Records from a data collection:
####################
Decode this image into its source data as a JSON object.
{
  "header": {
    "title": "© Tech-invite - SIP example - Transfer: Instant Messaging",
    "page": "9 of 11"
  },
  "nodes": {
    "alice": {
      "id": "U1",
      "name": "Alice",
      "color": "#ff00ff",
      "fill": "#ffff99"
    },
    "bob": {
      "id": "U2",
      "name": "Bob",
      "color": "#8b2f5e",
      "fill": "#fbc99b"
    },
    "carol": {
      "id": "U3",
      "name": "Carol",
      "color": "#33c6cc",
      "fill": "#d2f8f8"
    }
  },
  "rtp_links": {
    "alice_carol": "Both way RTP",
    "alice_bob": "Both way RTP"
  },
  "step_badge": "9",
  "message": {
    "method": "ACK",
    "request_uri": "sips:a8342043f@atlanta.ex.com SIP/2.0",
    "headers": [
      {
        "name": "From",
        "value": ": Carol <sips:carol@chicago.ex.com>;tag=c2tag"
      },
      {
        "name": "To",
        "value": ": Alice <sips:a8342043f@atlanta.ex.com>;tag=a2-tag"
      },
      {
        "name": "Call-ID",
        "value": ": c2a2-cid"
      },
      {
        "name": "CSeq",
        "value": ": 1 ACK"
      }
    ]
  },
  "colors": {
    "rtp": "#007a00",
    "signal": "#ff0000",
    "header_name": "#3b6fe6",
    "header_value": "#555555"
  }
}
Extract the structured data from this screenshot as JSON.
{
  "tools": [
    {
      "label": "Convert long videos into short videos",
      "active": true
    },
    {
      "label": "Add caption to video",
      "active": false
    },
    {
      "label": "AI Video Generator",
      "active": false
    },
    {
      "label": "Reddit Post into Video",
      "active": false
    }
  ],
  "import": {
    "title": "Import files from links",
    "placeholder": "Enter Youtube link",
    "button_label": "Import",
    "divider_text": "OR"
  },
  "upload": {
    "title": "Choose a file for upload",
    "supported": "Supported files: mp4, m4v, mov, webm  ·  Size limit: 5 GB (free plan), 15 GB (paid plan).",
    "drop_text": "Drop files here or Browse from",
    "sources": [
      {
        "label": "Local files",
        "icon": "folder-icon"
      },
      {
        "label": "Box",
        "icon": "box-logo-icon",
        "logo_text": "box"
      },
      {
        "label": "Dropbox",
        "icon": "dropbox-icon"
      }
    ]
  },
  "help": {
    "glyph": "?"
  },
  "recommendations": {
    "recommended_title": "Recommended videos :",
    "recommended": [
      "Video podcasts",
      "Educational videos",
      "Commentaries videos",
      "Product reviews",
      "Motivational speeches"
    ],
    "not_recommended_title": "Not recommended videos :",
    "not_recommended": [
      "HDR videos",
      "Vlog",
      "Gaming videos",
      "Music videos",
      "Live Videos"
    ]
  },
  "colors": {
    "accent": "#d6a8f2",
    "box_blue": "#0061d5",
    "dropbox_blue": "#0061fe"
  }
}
####################
• [Written task]: Give the entries again in full, exactly as they are written.

• [Exercise answer]:
Decode this image into its source data as a JSON object.
{
  "header": {
    "title": "© Tech-invite - SIP example - Transfer: Instant Messaging",
    "page": "9 of 11"
  },
  "nodes": {
    "alice": {
      "id": "U1",
      "name": "Alice",
      "color": "#ff00ff",
      "fill": "#ffff99"
    },
    "bob": {
      "id": "U2",
      "name": "Bob",
      "color": "#8b2f5e",
      "fill": "#fbc99b"
    },
    "carol": {
      "id": "U3",
      "name": "Carol",
      "color": "#33c6cc",
      "fill": "#d2f8f8"
    }
  },
  "rtp_links": {
    "alice_carol": "Both way RTP",
    "alice_bob": "Both way RTP"
  },
  "step_badge": "9",
  "message": {
    "method": "ACK",
    "request_uri": "sips:a8342043f@atlanta.ex.com SIP/2.0",
    "headers": [
      {
        "name": "From",
        "value": ": Carol <sips:carol@chicago.ex.com>;tag=c2tag"
      },
      {
        "name": "To",
        "value": ": Alice <sips:a8342043f@atlanta.ex.com>;tag=a2-tag"
      },
      {
        "name": "Call-ID",
        "value": ": c2a2-cid"
      },
      {
        "name": "CSeq",
        "value": ": 1 ACK"
      }
    ]
  },
  "colors": {
    "rtp": "#007a00",
    "signal": "#ff0000",
    "header_name": "#3b6fe6",
    "header_value": "#555555"
  }
}
Extract the structured data from this screenshot as JSON.
{
  "tools": [
    {
      "label": "Convert long videos into short videos",
      "active": true
    },
    {
      "label": "Add caption to video",
      "active": false
    },
    {
      "label": "AI Video Generator",
      "active": false
    },
    {
      "label": "Reddit Post into Video",
      "active": false
    }
  ],
  "import": {
    "title": "Import files from links",
    "placeholder": "Enter Youtube link",
    "button_label": "Import",
    "divider_text": "OR"
  },
  "upload": {
    "title": "Choose a file for upload",
    "supported": "Supported files: mp4, m4v, mov, webm  ·  Size limit: 5 GB (free plan), 15 GB (paid plan).",
    "drop_text": "Drop files here or Browse from",
    "sources": [
      {
        "label": "Local files",
        "icon": "folder-icon"
      },
      {
        "label": "Box",
        "icon": "box-logo-icon",
        "logo_text": "box"
      },
      {
        "label": "Dropbox",
        "icon": "dropbox-icon"
      }
    ]
  },
  "help": {
    "glyph": "?"
  },
  "recommendations": {
    "recommended_title": "Recommended videos :",
    "recommended": [
      "Video podcasts",
      "Educational videos",
      "Commentaries videos",
      "Product reviews",
      "Motivational speeches"
    ],
    "not_recommended_title": "Not recommended videos :",
    "not_recommended": [
      "HDR videos",
      "Vlog",
      "Gaming videos",
      "Music videos",
      "Live Videos"
    ]
  },
  "colors": {
    "accent": "#d6a8f2",
    "box_blue": "#0061d5",
    "dropbox_blue": "#0061fe"
  }
}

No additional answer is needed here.